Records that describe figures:
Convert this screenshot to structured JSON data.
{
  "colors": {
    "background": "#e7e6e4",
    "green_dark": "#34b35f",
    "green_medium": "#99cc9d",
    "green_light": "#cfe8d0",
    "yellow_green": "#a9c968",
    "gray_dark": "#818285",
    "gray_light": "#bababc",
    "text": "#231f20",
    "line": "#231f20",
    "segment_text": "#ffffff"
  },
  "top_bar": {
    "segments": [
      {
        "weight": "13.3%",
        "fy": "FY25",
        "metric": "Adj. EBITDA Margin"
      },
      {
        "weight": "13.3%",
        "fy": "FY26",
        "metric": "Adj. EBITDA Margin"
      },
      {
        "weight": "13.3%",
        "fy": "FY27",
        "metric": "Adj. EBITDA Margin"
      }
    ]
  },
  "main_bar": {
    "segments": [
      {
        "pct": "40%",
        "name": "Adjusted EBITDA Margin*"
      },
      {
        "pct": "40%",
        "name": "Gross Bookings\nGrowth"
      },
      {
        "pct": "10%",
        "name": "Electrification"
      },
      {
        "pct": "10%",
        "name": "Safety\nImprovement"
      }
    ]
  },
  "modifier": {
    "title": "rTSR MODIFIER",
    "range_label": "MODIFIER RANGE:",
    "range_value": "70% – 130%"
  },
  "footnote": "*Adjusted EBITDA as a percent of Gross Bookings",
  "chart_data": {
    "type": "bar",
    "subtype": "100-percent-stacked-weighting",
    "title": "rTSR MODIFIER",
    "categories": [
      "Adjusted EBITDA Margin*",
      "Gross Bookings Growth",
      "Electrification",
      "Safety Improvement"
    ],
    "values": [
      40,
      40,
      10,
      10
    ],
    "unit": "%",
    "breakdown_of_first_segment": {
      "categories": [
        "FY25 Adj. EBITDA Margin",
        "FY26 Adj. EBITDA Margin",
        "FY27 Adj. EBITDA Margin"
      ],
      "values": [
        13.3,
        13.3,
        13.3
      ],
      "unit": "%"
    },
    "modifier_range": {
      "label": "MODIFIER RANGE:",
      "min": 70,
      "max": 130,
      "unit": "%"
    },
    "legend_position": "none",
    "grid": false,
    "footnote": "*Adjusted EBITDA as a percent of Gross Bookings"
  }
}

* [EXERCISE PROMPT] Look through the material above and pick out each line holding the word "Electrification".

* [TASK RESPONSE]
        "name": "Electrification"
      "Electrification",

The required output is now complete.